* [WORK REQUIRED]:
Give as output the line that contains "Transcribe the text in this document.", followed by every remaining line of the entries, unchanged and with nothing added.

[Records from a data source]
+===+

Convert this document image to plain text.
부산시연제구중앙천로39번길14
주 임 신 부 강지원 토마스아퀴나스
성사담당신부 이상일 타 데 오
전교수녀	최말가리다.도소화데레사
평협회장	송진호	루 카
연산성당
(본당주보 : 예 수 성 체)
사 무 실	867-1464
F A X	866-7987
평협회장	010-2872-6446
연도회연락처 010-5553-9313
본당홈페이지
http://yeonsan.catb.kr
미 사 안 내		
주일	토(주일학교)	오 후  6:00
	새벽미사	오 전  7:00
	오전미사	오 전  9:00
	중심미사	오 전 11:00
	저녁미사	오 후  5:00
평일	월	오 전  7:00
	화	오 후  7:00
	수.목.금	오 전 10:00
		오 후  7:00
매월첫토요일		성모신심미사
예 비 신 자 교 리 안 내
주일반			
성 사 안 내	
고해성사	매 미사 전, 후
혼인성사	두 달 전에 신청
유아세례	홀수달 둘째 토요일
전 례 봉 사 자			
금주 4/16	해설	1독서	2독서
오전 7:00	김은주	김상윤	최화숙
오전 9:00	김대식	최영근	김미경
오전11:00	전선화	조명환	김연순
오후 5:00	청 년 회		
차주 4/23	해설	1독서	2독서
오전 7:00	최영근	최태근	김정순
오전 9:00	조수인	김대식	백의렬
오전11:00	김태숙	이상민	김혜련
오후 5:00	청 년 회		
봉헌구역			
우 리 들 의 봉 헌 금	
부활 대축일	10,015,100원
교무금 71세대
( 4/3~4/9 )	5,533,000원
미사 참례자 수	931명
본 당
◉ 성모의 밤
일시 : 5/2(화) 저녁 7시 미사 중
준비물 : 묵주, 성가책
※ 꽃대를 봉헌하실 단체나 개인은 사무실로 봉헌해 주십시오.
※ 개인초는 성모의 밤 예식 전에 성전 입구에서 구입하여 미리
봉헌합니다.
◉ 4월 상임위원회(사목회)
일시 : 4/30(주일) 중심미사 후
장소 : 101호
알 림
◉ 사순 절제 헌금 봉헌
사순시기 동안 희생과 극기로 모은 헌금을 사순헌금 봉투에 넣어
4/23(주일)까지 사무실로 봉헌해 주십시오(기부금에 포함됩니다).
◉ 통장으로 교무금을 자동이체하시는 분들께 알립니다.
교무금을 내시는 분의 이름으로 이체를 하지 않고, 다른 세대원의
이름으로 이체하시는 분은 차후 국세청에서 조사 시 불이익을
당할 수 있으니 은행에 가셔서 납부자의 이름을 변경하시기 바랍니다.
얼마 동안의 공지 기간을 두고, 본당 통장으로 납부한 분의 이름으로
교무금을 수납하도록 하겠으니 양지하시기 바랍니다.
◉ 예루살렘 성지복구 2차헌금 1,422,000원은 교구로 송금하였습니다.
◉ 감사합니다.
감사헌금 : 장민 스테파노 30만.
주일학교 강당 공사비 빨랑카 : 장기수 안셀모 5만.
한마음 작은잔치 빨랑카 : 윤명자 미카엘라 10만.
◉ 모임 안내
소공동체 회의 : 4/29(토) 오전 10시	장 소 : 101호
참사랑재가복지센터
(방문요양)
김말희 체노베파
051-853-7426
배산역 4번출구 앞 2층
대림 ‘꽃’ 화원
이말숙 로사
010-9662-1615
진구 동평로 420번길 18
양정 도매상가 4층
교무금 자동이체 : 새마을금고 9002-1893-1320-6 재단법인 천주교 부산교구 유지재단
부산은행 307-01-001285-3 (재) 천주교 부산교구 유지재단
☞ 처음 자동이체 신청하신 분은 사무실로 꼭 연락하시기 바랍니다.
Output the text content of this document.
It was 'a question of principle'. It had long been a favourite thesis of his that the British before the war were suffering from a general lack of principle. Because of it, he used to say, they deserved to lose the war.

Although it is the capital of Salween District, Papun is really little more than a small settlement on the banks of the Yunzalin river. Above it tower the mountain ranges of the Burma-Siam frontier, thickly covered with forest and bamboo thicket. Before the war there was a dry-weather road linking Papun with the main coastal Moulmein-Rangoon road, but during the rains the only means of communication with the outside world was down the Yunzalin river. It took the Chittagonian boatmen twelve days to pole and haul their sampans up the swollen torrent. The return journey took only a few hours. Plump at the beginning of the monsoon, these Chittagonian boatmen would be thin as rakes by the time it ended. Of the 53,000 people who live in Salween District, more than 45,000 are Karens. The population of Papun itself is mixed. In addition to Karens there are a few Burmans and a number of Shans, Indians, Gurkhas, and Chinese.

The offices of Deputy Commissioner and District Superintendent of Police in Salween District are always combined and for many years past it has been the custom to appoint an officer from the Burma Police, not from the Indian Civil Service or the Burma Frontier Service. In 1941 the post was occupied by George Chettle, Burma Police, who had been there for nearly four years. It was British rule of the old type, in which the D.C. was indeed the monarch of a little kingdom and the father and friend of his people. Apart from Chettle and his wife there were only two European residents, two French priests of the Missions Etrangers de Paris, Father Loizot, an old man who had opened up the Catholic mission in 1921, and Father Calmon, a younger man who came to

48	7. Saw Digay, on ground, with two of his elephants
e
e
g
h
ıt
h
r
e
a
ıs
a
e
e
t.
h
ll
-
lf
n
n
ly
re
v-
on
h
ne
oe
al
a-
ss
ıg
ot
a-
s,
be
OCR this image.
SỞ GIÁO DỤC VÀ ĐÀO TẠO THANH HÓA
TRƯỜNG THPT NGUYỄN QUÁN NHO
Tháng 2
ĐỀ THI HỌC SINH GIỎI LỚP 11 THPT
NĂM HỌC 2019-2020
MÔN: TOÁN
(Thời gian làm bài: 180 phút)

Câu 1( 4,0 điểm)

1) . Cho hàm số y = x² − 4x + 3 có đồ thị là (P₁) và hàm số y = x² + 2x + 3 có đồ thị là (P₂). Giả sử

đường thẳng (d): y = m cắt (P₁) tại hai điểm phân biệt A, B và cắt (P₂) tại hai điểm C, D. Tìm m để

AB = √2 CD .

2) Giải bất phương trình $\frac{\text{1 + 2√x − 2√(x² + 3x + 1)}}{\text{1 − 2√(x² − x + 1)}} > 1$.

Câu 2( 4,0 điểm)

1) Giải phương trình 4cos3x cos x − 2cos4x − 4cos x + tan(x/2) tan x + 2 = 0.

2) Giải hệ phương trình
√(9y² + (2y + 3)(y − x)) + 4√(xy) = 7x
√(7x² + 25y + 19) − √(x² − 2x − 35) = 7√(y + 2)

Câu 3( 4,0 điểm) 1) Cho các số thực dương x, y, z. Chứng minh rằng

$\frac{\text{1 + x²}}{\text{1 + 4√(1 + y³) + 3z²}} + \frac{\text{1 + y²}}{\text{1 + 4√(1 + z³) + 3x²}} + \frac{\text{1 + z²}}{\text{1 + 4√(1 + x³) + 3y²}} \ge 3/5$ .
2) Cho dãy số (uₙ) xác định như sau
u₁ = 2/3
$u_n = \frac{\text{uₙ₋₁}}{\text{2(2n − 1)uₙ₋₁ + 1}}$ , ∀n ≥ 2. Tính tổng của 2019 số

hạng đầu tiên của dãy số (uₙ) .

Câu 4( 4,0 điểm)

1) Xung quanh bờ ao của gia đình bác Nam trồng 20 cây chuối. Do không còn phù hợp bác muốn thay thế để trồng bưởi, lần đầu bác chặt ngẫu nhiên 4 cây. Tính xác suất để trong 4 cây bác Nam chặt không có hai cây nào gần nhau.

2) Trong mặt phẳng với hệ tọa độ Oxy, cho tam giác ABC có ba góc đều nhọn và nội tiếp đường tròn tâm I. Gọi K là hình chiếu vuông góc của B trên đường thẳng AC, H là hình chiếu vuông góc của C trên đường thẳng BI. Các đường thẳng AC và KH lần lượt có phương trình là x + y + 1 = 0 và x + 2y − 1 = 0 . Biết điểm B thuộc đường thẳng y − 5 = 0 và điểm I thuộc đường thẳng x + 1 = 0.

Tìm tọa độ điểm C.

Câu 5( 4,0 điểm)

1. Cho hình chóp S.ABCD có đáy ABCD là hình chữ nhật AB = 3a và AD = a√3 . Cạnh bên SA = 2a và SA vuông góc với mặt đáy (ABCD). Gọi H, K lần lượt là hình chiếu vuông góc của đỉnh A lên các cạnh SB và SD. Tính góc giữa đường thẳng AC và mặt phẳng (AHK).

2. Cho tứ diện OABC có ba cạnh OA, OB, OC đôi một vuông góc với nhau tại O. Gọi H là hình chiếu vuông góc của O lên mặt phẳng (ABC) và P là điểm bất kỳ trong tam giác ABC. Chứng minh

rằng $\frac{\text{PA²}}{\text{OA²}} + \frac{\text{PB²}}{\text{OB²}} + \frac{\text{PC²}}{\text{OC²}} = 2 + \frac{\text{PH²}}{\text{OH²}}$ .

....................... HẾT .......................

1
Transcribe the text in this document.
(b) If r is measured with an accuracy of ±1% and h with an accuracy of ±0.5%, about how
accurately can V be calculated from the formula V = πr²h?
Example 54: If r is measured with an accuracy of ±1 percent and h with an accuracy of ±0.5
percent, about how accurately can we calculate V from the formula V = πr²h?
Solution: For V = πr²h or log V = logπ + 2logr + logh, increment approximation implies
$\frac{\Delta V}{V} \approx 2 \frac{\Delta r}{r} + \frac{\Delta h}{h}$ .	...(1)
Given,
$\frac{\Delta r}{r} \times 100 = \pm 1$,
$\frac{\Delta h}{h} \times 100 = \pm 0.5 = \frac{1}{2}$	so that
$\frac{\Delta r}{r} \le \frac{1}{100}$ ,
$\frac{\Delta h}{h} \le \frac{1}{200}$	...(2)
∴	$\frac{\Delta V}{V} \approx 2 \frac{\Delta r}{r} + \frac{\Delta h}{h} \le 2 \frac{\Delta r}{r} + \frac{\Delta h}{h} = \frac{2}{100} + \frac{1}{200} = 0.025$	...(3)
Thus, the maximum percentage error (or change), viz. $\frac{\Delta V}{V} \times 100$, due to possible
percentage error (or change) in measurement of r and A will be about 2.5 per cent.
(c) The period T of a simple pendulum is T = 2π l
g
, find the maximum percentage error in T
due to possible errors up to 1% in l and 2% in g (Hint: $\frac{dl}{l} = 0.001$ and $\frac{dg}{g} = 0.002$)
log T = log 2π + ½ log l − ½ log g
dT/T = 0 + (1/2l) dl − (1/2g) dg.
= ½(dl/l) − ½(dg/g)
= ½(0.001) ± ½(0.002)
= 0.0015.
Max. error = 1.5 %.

+===+

* [THE OUTPUT]:
Transcribe the text in this document.
(b) If r is measured with an accuracy of ±1% and h with an accuracy of ±0.5%, about how
accurately can V be calculated from the formula V = πr²h?
Example 54: If r is measured with an accuracy of ±1 percent and h with an accuracy of ±0.5
percent, about how accurately can we calculate V from the formula V = πr²h?
Solution: For V = πr²h or log V = logπ + 2logr + logh, increment approximation implies
$\frac{\Delta V}{V} \approx 2 \frac{\Delta r}{r} + \frac{\Delta h}{h}$ .	...(1)
Given,
$\frac{\Delta r}{r} \times 100 = \pm 1$,
$\frac{\Delta h}{h} \times 100 = \pm 0.5 = \frac{1}{2}$	so that
$\frac{\Delta r}{r} \le \frac{1}{100}$ ,
$\frac{\Delta h}{h} \le \frac{1}{200}$	...(2)
∴	$\frac{\Delta V}{V} \approx 2 \frac{\Delta r}{r} + \frac{\Delta h}{h} \le 2 \frac{\Delta r}{r} + \frac{\Delta h}{h} = \frac{2}{100} + \frac{1}{200} = 0.025$	...(3)
Thus, the maximum percentage error (or change), viz. $\frac{\Delta V}{V} \times 100$, due to possible
percentage error (or change) in measurement of r and A will be about 2.5 per cent.
(c) The period T of a simple pendulum is T = 2π l
g
, find the maximum percentage error in T
due to possible errors up to 1% in l and 2% in g (Hint: $\frac{dl}{l} = 0.001$ and $\frac{dg}{g} = 0.002$)
log T = log 2π + ½ log l − ½ log g
dT/T = 0 + (1/2l) dl − (1/2g) dg.
= ½(dl/l) − ½(dg/g)
= ½(0.001) ± ½(0.002)
= 0.0015.
Max. error = 1.5 %.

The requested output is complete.